__WORK TO BE COMPLETED__. The listing below should be written out exactly; please include all of it.

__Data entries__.
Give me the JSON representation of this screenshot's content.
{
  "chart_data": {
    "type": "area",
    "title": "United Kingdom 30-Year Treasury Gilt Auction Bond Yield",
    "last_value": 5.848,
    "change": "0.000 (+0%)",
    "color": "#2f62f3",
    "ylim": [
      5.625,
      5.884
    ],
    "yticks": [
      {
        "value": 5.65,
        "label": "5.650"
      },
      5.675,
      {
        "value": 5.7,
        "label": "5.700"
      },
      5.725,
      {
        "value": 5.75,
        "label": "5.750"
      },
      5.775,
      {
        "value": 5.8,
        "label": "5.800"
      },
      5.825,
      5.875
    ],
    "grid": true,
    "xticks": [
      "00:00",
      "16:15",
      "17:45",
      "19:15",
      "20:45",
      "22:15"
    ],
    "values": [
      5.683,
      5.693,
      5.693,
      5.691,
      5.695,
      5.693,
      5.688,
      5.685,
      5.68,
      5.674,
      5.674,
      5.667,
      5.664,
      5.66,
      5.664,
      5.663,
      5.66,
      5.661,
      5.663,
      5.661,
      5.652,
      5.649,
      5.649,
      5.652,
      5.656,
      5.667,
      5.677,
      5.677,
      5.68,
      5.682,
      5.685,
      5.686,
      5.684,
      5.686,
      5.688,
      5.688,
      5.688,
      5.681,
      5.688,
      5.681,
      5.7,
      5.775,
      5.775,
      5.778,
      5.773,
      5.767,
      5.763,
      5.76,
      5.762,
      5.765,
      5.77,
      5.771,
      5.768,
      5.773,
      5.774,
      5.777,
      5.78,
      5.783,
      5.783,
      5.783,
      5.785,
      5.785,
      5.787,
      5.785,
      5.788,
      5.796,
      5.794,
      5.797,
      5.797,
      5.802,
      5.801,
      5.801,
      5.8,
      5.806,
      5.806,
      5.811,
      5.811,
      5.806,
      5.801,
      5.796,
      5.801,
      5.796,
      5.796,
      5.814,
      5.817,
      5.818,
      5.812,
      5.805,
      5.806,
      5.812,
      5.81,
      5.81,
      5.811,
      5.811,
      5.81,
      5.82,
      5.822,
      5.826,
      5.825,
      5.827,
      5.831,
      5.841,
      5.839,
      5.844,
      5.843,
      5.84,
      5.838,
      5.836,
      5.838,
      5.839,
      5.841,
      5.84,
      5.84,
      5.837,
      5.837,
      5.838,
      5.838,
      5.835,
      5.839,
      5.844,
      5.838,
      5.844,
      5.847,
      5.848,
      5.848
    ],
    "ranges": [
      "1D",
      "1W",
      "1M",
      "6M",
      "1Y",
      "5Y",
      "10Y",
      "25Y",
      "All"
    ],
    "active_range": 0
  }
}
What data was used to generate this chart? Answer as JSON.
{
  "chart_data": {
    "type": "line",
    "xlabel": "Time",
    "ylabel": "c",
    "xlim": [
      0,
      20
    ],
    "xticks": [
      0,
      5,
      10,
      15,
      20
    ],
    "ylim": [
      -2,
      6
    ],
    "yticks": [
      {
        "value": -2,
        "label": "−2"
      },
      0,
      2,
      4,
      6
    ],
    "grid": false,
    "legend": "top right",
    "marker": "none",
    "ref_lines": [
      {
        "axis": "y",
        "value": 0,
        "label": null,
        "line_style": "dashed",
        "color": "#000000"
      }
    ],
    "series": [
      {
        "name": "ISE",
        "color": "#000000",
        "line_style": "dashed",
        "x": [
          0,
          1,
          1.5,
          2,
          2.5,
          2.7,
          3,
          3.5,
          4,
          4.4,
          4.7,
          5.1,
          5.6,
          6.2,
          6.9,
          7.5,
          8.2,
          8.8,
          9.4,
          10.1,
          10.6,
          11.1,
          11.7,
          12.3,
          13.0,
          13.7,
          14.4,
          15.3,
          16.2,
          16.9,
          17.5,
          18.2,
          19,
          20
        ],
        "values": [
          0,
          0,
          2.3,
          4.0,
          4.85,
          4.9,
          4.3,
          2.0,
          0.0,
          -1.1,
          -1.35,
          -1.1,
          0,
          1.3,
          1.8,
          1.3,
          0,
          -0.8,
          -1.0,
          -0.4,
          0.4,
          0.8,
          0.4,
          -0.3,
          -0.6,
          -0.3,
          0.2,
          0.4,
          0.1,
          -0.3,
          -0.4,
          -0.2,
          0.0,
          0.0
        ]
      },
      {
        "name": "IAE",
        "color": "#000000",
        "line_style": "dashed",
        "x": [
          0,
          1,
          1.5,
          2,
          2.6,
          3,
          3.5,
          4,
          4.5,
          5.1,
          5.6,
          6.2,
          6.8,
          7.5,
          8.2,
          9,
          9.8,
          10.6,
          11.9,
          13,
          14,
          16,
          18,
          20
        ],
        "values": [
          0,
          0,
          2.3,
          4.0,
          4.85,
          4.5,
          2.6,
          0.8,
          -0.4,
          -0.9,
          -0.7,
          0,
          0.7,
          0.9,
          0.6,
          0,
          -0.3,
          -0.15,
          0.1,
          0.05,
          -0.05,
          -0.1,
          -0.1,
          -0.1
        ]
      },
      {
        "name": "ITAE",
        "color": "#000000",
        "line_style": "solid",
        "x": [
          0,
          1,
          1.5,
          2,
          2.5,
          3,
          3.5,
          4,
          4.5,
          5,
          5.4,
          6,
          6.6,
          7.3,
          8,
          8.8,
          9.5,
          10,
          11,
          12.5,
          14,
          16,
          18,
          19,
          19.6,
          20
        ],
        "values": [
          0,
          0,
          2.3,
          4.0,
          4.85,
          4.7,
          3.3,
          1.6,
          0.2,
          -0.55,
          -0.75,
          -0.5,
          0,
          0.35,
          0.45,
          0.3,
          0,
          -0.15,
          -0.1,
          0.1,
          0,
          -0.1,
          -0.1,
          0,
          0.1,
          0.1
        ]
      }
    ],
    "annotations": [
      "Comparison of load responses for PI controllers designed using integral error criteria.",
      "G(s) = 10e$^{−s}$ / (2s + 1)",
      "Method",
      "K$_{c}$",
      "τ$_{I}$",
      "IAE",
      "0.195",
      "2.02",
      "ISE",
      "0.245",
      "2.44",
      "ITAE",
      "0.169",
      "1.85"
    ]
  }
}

__SOLUTION TO THIS EXERCISE__.
Give me the JSON representation of this screenshot's content.
{
  "chart_data": {
    "type": "area",
    "title": "United Kingdom 30-Year Treasury Gilt Auction Bond Yield",
    "last_value": 5.848,
    "change": "0.000 (+0%)",
    "color": "#2f62f3",
    "ylim": [
      5.625,
      5.884
    ],
    "yticks": [
      {
        "value": 5.65,
        "label": "5.650"
      },
      5.675,
      {
        "value": 5.7,
        "label": "5.700"
      },
      5.725,
      {
        "value": 5.75,
        "label": "5.750"
      },
      5.775,
      {
        "value": 5.8,
        "label": "5.800"
      },
      5.825,
      5.875
    ],
    "grid": true,
    "xticks": [
      "00:00",
      "16:15",
      "17:45",
      "19:15",
      "20:45",
      "22:15"
    ],
    "values": [
      5.683,
      5.693,
      5.693,
      5.691,
      5.695,
      5.693,
      5.688,
      5.685,
      5.68,
      5.674,
      5.674,
      5.667,
      5.664,
      5.66,
      5.664,
      5.663,
      5.66,
      5.661,
      5.663,
      5.661,
      5.652,
      5.649,
      5.649,
      5.652,
      5.656,
      5.667,
      5.677,
      5.677,
      5.68,
      5.682,
      5.685,
      5.686,
      5.684,
      5.686,
      5.688,
      5.688,
      5.688,
      5.681,
      5.688,
      5.681,
      5.7,
      5.775,
      5.775,
      5.778,
      5.773,
      5.767,
      5.763,
      5.76,
      5.762,
      5.765,
      5.77,
      5.771,
      5.768,
      5.773,
      5.774,
      5.777,
      5.78,
      5.783,
      5.783,
      5.783,
      5.785,
      5.785,
      5.787,
      5.785,
      5.788,
      5.796,
      5.794,
      5.797,
      5.797,
      5.802,
      5.801,
      5.801,
      5.8,
      5.806,
      5.806,
      5.811,
      5.811,
      5.806,
      5.801,
      5.796,
      5.801,
      5.796,
      5.796,
      5.814,
      5.817,
      5.818,
      5.812,
      5.805,
      5.806,
      5.812,
      5.81,
      5.81,
      5.811,
      5.811,
      5.81,
      5.82,
      5.822,
      5.826,
      5.825,
      5.827,
      5.831,
      5.841,
      5.839,
      5.844,
      5.843,
      5.84,
      5.838,
      5.836,
      5.838,
      5.839,
      5.841,
      5.84,
      5.84,
      5.837,
      5.837,
      5.838,
      5.838,
      5.835,
      5.839,
      5.844,
      5.838,
      5.844,
      5.847,
      5.848,
      5.848
    ],
    "ranges": [
      "1D",
      "1W",
      "1M",
      "6M",
      "1Y",
      "5Y",
      "10Y",
      "25Y",
      "All"
    ],
    "active_range": 0
  }
}
What data was used to generate this chart? Answer as JSON.
{
  "chart_data": {
    "type": "line",
    "xlabel": "Time",
    "ylabel": "c",
    "xlim": [
      0,
      20
    ],
    "xticks": [
      0,
      5,
      10,
      15,
      20
    ],
    "ylim": [
      -2,
      6
    ],
    "yticks": [
      {
        "value": -2,
        "label": "−2"
      },
      0,
      2,
      4,
      6
    ],
    "grid": false,
    "legend": "top right",
    "marker": "none",
    "ref_lines": [
      {
        "axis": "y",
        "value": 0,
        "label": null,
        "line_style": "dashed",
        "color": "#000000"
      }
    ],
    "series": [
      {
        "name": "ISE",
        "color": "#000000",
        "line_style": "dashed",
        "x": [
          0,
          1,
          1.5,
          2,
          2.5,
          2.7,
          3,
          3.5,
          4,
          4.4,
          4.7,
          5.1,
          5.6,
          6.2,
          6.9,
          7.5,
          8.2,
          8.8,
          9.4,
          10.1,
          10.6,
          11.1,
          11.7,
          12.3,
          13.0,
          13.7,
          14.4,
          15.3,
          16.2,
          16.9,
          17.5,
          18.2,
          19,
          20
        ],
        "values": [
          0,
          0,
          2.3,
          4.0,
          4.85,
          4.9,
          4.3,
          2.0,
          0.0,
          -1.1,
          -1.35,
          -1.1,
          0,
          1.3,
          1.8,
          1.3,
          0,
          -0.8,
          -1.0,
          -0.4,
          0.4,
          0.8,
          0.4,
          -0.3,
          -0.6,
          -0.3,
          0.2,
          0.4,
          0.1,
          -0.3,
          -0.4,
          -0.2,
          0.0,
          0.0
        ]
      },
      {
        "name": "IAE",
        "color": "#000000",
        "line_style": "dashed",
        "x": [
          0,
          1,
          1.5,
          2,
          2.6,
          3,
          3.5,
          4,
          4.5,
          5.1,
          5.6,
          6.2,
          6.8,
          7.5,
          8.2,
          9,
          9.8,
          10.6,
          11.9,
          13,
          14,
          16,
          18,
          20
        ],
        "values": [
          0,
          0,
          2.3,
          4.0,
          4.85,
          4.5,
          2.6,
          0.8,
          -0.4,
          -0.9,
          -0.7,
          0,
          0.7,
          0.9,
          0.6,
          0,
          -0.3,
          -0.15,
          0.1,
          0.05,
          -0.05,
          -0.1,
          -0.1,
          -0.1
        ]
      },
      {
        "name": "ITAE",
        "color": "#000000",
        "line_style": "solid",
        "x": [
          0,
          1,
          1.5,
          2,
          2.5,
          3,
          3.5,
          4,
          4.5,
          5,
          5.4,
          6,
          6.6,
          7.3,
          8,
          8.8,
          9.5,
          10,
          11,
          12.5,
          14,
          16,
          18,
          19,
          19.6,
          20
        ],
        "values": [
          0,
          0,
          2.3,
          4.0,
          4.85,
          4.7,
          3.3,
          1.6,
          0.2,
          -0.55,
          -0.75,
          -0.5,
          0,
          0.35,
          0.45,
          0.3,
          0,
          -0.15,
          -0.1,
          0.1,
          0,
          -0.1,
          -0.1,
          0,
          0.1,
          0.1
        ]
      }
    ],
    "annotations": [
      "Comparison of load responses for PI controllers designed using integral error criteria.",
      "G(s) = 10e$^{−s}$ / (2s + 1)",
      "Method",
      "K$_{c}$",
      "τ$_{I}$",
      "IAE",
      "0.195",
      "2.02",
      "ISE",
      "0.245",
      "2.44",
      "ITAE",
      "0.169",
      "1.85"
    ]
  }
}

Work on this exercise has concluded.